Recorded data
┌──

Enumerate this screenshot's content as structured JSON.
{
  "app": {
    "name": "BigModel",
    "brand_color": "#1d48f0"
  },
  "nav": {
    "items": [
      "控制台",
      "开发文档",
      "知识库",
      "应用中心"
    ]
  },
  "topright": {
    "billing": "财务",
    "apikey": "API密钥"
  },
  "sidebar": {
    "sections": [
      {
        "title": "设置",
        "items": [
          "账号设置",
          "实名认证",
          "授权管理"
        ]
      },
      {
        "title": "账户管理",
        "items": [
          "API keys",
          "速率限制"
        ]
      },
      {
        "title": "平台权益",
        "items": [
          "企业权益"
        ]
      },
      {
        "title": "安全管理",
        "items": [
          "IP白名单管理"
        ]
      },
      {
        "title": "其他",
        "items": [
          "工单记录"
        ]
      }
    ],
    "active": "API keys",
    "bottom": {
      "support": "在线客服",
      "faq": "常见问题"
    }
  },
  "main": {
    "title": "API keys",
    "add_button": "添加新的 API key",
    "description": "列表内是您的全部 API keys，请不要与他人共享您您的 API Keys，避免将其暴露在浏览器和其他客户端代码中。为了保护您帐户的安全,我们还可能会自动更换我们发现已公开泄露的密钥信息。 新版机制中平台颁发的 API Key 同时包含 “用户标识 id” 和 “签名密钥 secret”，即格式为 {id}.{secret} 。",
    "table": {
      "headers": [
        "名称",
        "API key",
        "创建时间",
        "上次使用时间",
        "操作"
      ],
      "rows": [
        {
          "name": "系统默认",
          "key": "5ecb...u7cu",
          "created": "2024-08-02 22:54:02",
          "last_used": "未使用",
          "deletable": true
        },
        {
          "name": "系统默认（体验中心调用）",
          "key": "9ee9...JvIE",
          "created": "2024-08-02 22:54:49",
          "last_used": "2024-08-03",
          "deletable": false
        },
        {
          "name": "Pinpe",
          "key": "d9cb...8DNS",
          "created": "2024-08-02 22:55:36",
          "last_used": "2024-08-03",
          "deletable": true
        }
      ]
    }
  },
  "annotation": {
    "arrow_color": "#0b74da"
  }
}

└──

Search the entries for the word "title", then list each line that holds it.

▶ _Output for this exercise_:
        "title": "设置",
        "title": "账户管理",
        "title": "平台权益",
        "title": "安全管理",
        "title": "其他",
    "title": "API keys",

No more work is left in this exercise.